▸ **Exercise**: Across the entries below, count the lines in which the word "this" occurs. Reply with the count alone.

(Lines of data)

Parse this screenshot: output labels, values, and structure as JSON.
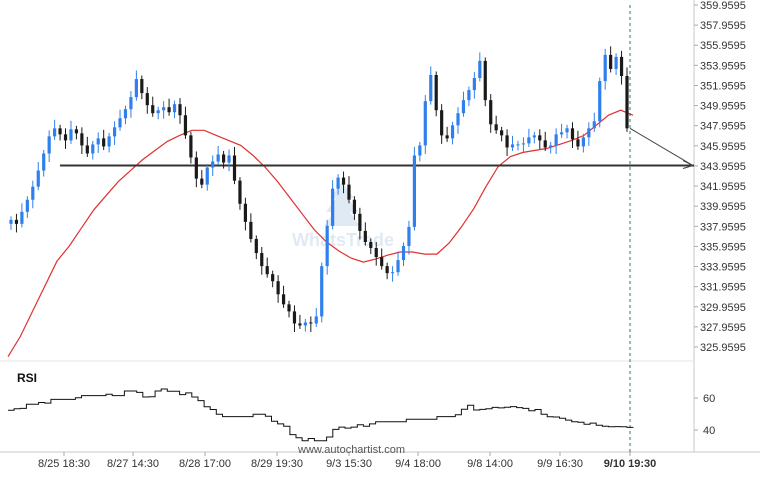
{
  "chart_data": {
    "type": "candlestick",
    "title": "",
    "price_axis_ticks": [
      "359.9595",
      "357.9595",
      "355.9595",
      "353.9595",
      "351.9595",
      "349.9595",
      "347.9595",
      "345.9595",
      "343.9595",
      "341.9595",
      "339.9595",
      "337.9595",
      "335.9595",
      "333.9595",
      "331.9595",
      "329.9595",
      "327.9595",
      "325.9595"
    ],
    "ylim": [
      324.0,
      360.3
    ],
    "support_level": 344.0,
    "forecast_target": 344.0,
    "x_labels": [
      "8/25 18:30",
      "8/27 14:30",
      "8/28 17:00",
      "8/29 19:30",
      "9/3 15:30",
      "9/4 18:00",
      "9/8 14:00",
      "9/9 16:30",
      "9/10 19:30"
    ],
    "last_label": "9/10 19:30",
    "candles_close": [
      338.6,
      338.2,
      339.4,
      340.6,
      341.9,
      343.5,
      345.2,
      346.9,
      347.7,
      347.1,
      346.5,
      347.6,
      347.2,
      346.0,
      345.2,
      346.1,
      346.7,
      345.9,
      346.9,
      347.8,
      348.7,
      349.6,
      350.8,
      352.6,
      351.2,
      350.0,
      349.2,
      349.5,
      349.8,
      349.3,
      350.1,
      349.0,
      347.0,
      344.8,
      342.7,
      342.1,
      343.8,
      344.4,
      345.1,
      344.3,
      345.0,
      342.5,
      340.2,
      338.4,
      336.7,
      335.3,
      334.0,
      333.2,
      332.5,
      331.2,
      330.2,
      329.5,
      328.3,
      328.1,
      328.4,
      328.3,
      329.0,
      334.0,
      338.0,
      341.7,
      342.8,
      342.1,
      340.6,
      339.2,
      337.5,
      336.4,
      335.8,
      334.9,
      334.0,
      333.3,
      333.4,
      334.6,
      336.0,
      337.9,
      345.0,
      346.0,
      350.4,
      353.0,
      349.5,
      347.0,
      346.7,
      348.0,
      349.2,
      350.5,
      351.5,
      352.7,
      354.4,
      350.5,
      348.1,
      347.5,
      347.0,
      345.8,
      346.1,
      346.1,
      346.2,
      346.8,
      347.0,
      346.5,
      345.8,
      346.0,
      347.1,
      347.3,
      347.7,
      346.6,
      345.9,
      346.8,
      347.7,
      348.4,
      352.4,
      355.0,
      353.6,
      354.8,
      352.9,
      347.7
    ],
    "ma_values": [
      325.0,
      327.0,
      329.5,
      332.0,
      334.5,
      336.0,
      337.8,
      339.6,
      341.0,
      342.4,
      343.5,
      344.6,
      345.5,
      346.4,
      347.0,
      347.5,
      347.5,
      347.0,
      346.5,
      346.0,
      345.0,
      343.8,
      342.4,
      340.8,
      339.2,
      337.6,
      336.4,
      335.5,
      334.8,
      334.4,
      334.7,
      335.1,
      335.4,
      335.4,
      335.2,
      335.2,
      336.3,
      337.9,
      339.7,
      341.9,
      343.9,
      344.9,
      345.3,
      345.5,
      345.7,
      346.1,
      346.5,
      347.0,
      348.0,
      349.0,
      349.5,
      349.0
    ],
    "legend": "",
    "grid": false
  },
  "rsi": {
    "label": "RSI",
    "ticks": [
      "60",
      "40"
    ],
    "values": [
      52.3,
      53.3,
      53.5,
      56.1,
      56.1,
      57.2,
      56.8,
      59.1,
      59.1,
      59.1,
      59.1,
      60.1,
      61.5,
      61.5,
      61.5,
      61.5,
      62.4,
      61.5,
      61.5,
      64.4,
      64.4,
      63.5,
      60.6,
      60.8,
      64.4,
      65.6,
      64.2,
      64.2,
      62.1,
      63.2,
      60.6,
      58.4,
      54.5,
      52.8,
      49.9,
      48.4,
      48.4,
      48.4,
      48.4,
      48.4,
      49.9,
      49.9,
      48.6,
      45.5,
      43.8,
      42.4,
      37.1,
      35.1,
      33.3,
      34.7,
      33.3,
      33.3,
      35.6,
      40.4,
      41.8,
      41.2,
      41.8,
      43.3,
      42.4,
      43.8,
      45.1,
      45.1,
      45.1,
      45.1,
      45.1,
      46.7,
      46.7,
      46.7,
      46.7,
      46.7,
      48.4,
      48.4,
      48.4,
      49.5,
      53.0,
      55.5,
      52.5,
      52.9,
      53.3,
      54.1,
      53.8,
      54.2,
      54.6,
      54.0,
      53.5,
      52.0,
      52.8,
      49.8,
      48.3,
      48.1,
      47.4,
      46.2,
      45.1,
      44.9,
      43.6,
      44.3,
      43.0,
      42.3,
      42.0,
      42.1,
      42.0,
      41.6,
      41.9
    ]
  },
  "watermark": "www.autochartist.com"
}
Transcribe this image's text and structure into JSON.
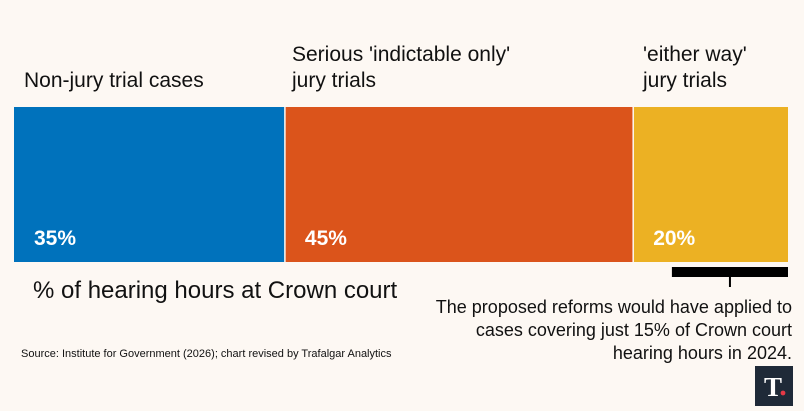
{
  "chart_data": {
    "type": "bar",
    "orientation": "horizontal-stacked",
    "categories": [
      "Non-jury trial cases",
      "Serious 'indictable only'\njury trials",
      "'either way'\njury trials"
    ],
    "values": [
      35,
      45,
      20
    ],
    "value_labels": [
      "35%",
      "45%",
      "20%"
    ],
    "colors": [
      "#0072bc",
      "#db541b",
      "#ecb123"
    ],
    "xlabel": "% of hearing hours at Crown court",
    "annotation": "The proposed reforms would have applied to cases covering just 15% of Crown court hearing hours in 2024.",
    "annotation_range": [
      85,
      100
    ],
    "source": "Source: Institute for Government (2026); chart revised by Trafalgar Analytics"
  },
  "logo": {
    "name": "publisher-logo",
    "letter": "T"
  }
}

▸ **Response**: 2